▶ [STATED PROBLEM]: Look below. Copy each line that has "installait" in it.

▶ [DATASET ROWS]:
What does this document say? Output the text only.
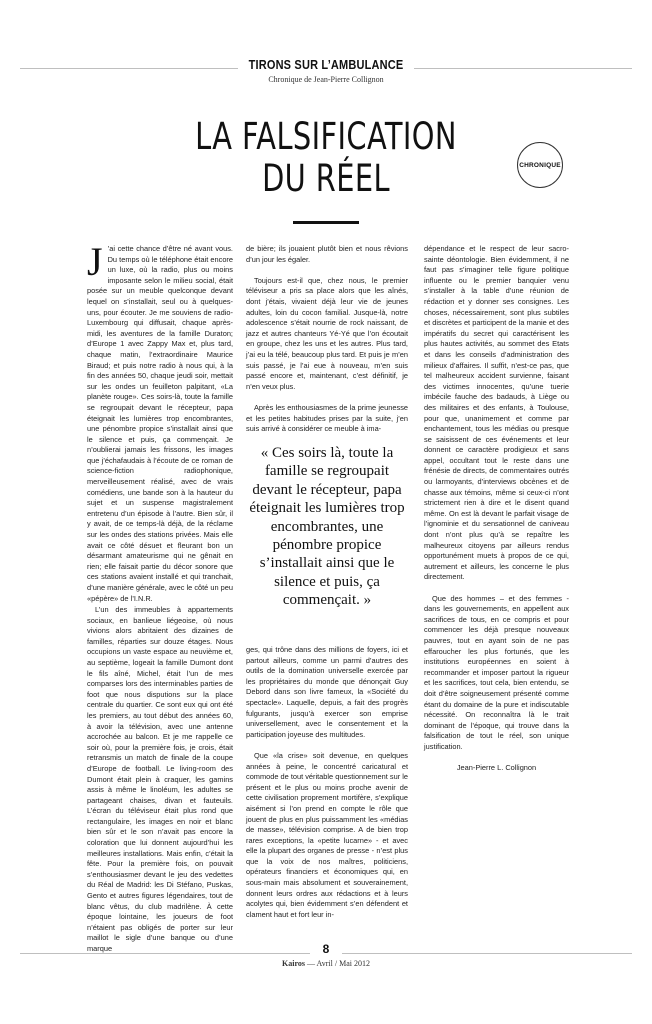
TIRONS SUR L’AMBULANCE
Chronique de Jean-Pierre Collignon
LA FALSIFICATION
DU RÉEL	CHRONIQUE

J ’ai cette chance d’être né avant vous. Du temps où le téléphone était encore un luxe, où la radio, plus ou moins imposante selon le milieu social, était posée sur un meuble quelconque devant lequel on s’installait, seul ou à quelques-uns, pour écouter. Je me souviens de radio-Luxembourg qui diffusait, chaque après-midi, les aventures de la famille Duraton; d’Europe 1 avec Zappy Max et, plus tard, chaque matin, l’extraordinaire Maurice Biraud; et puis notre radio à nous qui, à la fin des années 50, chaque jeudi soir, mettait sur les ondes un feuilleton palpitant, «La planète rouge». Ces soirs-là, toute la famille se regroupait devant le récepteur, papa éteignait les lumières trop encombrantes, une pénombre propice s’installait ainsi que le silence et puis, ça commençait. Je n’oublierai jamais les frissons, les images que j’échafaudais à l’écoute de ce roman de science-fiction radiophonique, merveilleusement réalisé, avec de vrais comédiens, une bande son à la hauteur du sujet et un suspense magistralement entretenu d’un épisode à l’autre. Bien sûr, il y avait, de ce temps-là déjà, de la réclame sur les ondes des stations privées. Mais elle avait ce côté désuet et fleurant bon un désarmant amateurisme qui ne gênait en rien; elle faisait partie du décor sonore que ces stations avaient installé et qui tranchait, d’une manière générale, avec le côté un peu «pépère» de l’I.N.R.

L’un des immeubles à appartements sociaux, en banlieue liégeoise, où nous vivions alors abritaient des dizaines de familles, réparties sur douze étages. Nous occupions un vaste espace au neuvième et, au septième, logeait la famille Dumont dont le fils aîné, Michel, était l’un de mes comparses lors des interminables parties de foot que nous disputions sur la place centrale du quartier. Ce sont eux qui ont été les premiers, au tout début des années 60, à avoir la télévision, avec une antenne accrochée au balcon. Et je me rappelle ce soir où, pour la première fois, je crois, était retransmis un match de finale de la coupe d’Europe de football. Le living-room des Dumont était plein à craquer, les gamins assis à même le linoléum, les adultes se partageant chaises, divan et fauteuils. L’écran du téléviseur était plus rond que rectangulaire, les images en noir et blanc bien sûr et le son n’avait pas encore la coloration que lui donnent aujourd’hui les meilleures installations. Mais enfin, c’était la fête. Pour la première fois, on pouvait s’enthousiasmer devant le jeu des vedettes du Réal de Madrid: les Di Stéfano, Puskas, Gento et autres figures légendaires, tout de blanc vêtus, du club madrilène. À cette époque lointaine, les joueurs de foot n’étaient pas obligés de porter sur leur maillot le sigle d’une banque ou d’une marque

de bière; ils jouaient plutôt bien et nous rêvions d’un jour les égaler.

Toujours est-il que, chez nous, le premier téléviseur a pris sa place alors que les aînés, dont j’étais, vivaient déjà leur vie de jeunes adultes, loin du cocon familial. Jusque-là, notre adolescence s’était nourrie de rock naissant, de jazz et autres chanteurs Yé-Yé que l’on écoutait en groupe, chez les uns et les autres. Plus tard, j’ai eu la télé, beaucoup plus tard. Et puis je m’en suis passé, je l’ai eue à nouveau, m’en suis passé encore et, maintenant, c’est définitif, je n’en veux plus.

Après les enthousiasmes de la prime jeunesse et les petites habitudes prises par la suite, j’en suis arrivé à considérer ce meuble à ima-

« Ces soirs là, toute la famille se regroupait devant le récepteur, papa éteignait les lumières trop encombrantes, une pénombre propice s’installait ainsi que le silence et puis, ça commençait. »

ges, qui trône dans des millions de foyers, ici et partout ailleurs, comme un parmi d’autres des outils de la domination universelle exercée par les propriétaires du monde que dénonçait Guy Debord dans son livre fameux, la «Société du spectacle». Laquelle, depuis, a fait des progrès fulgurants, jusqu’à exercer son emprise universellement, avec le consentement et la participation joyeuse des multitudes.

Que «la crise» soit devenue, en quelques années à peine, le concentré caricatural et commode de tout véritable questionnement sur le présent et le plus ou moins proche avenir de cette civilisation proprement mortifère, s’explique aisément si l’on prend en compte le rôle que jouent de plus en plus puissamment les «médias de masse», télévision comprise. A de bien trop rares exceptions, la «petite lucarne» - et avec elle la plupart des organes de presse - n’est plus que la voix de nos maîtres, politiciens, opérateurs financiers et économiques qui, en sous-main mais absolument et souverainement, donnent leurs ordres aux rédactions et à leurs acolytes qui, bien évidemment s’en défendent et clament haut et fort leur in-

dépendance et le respect de leur sacro-sainte déontologie. Bien évidemment, il ne faut pas s’imaginer telle figure politique influente ou le premier banquier venu s’installer à la table d’une réunion de rédaction et y donner ses consignes. Les choses, nécessairement, sont plus subtiles et discrètes et participent de la manie et des impératifs du secret qui caractérisent les plus hautes activités, au sommet des Etats et dans les conseils d’administration des milieux d’affaires. Il suffit, n’est-ce pas, que tel malheureux accident survienne, faisant des victimes innocentes, qu’une tuerie imbécile fauche des badauds, à Liège ou des militaires et des enfants, à Toulouse, pour que, unanimement et comme par enchantement, tous les médias ou presque se saisissent de ces événements et leur donnent ce caractère prodigieux et sans appel, occultant tout le reste dans une frénésie de directs, de commentaires outrés ou larmoyants, d’interviews obcènes et de chasse aux témoins, même si ceux-ci n’ont strictement rien à dire et le disent quand même. On est là devant le parfait visage de l’ignominie et du sensationnel de caniveau dont n’ont plus qu’à se repaître les malheureux citoyens par ailleurs rendus opportunément muets à propos de ce qui, autrement et ailleurs, les concerne le plus directement.

Que des hommes – et des femmes - dans les gouvernements, en appellent aux sacrifices de tous, en ce compris et pour commencer les déjà presque nouveaux pauvres, tout en ayant soin de ne pas effaroucher les plus fortunés, que les institutions européennes en soient à recommander et imposer partout la rigueur et les sacrifices, tout cela, bien entendu, se doit d’être soigneusement présenté comme étant du domaine de la pure et indiscutable nécessité. On reconnaîtra là le trait dominant de l’époque, qui trouve dans la falsification de tout le réel, son unique justification.

Jean-Pierre L. Collignon

8
Kairos — Avril / Mai 2012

▶ [EXERCISE RESULT]:
J ’ai cette chance d’être né avant vous. Du temps où le téléphone était encore un luxe, où la radio, plus ou moins imposante selon le milieu social, était posée sur un meuble quelconque devant lequel on s’installait, seul ou à quelques-uns, pour écouter. Je me souviens de radio-Luxembourg qui diffusait, chaque après-midi, les aventures de la famille Duraton; d’Europe 1 avec Zappy Max et, plus tard, chaque matin, l’extraordinaire Maurice Biraud; et puis notre radio à nous qui, à la fin des années 50, chaque jeudi soir, mettait sur les ondes un feuilleton palpitant, «La planète rouge». Ces soirs-là, toute la famille se regroupait devant le récepteur, papa éteignait les lumières trop encombrantes, une pénombre propice s’installait ainsi que le silence et puis, ça commençait. Je n’oublierai jamais les frissons, les images que j’échafaudais à l’écoute de ce roman de science-fiction radiophonique, merveilleusement réalisé, avec de vrais comédiens, une bande son à la hauteur du sujet et un suspense magistralement entretenu d’un épisode à l’autre. Bien sûr, il y avait, de ce temps-là déjà, de la réclame sur les ondes des stations privées. Mais elle avait ce côté désuet et fleurant bon un désarmant amateurisme qui ne gênait en rien; elle faisait partie du décor sonore que ces stations avaient installé et qui tranchait, d’une manière générale, avec le côté un peu «pépère» de l’I.N.R.
« Ces soirs là, toute la famille se regroupait devant le récepteur, papa éteignait les lumières trop encombrantes, une pénombre propice s’installait ainsi que le silence et puis, ça commençait. »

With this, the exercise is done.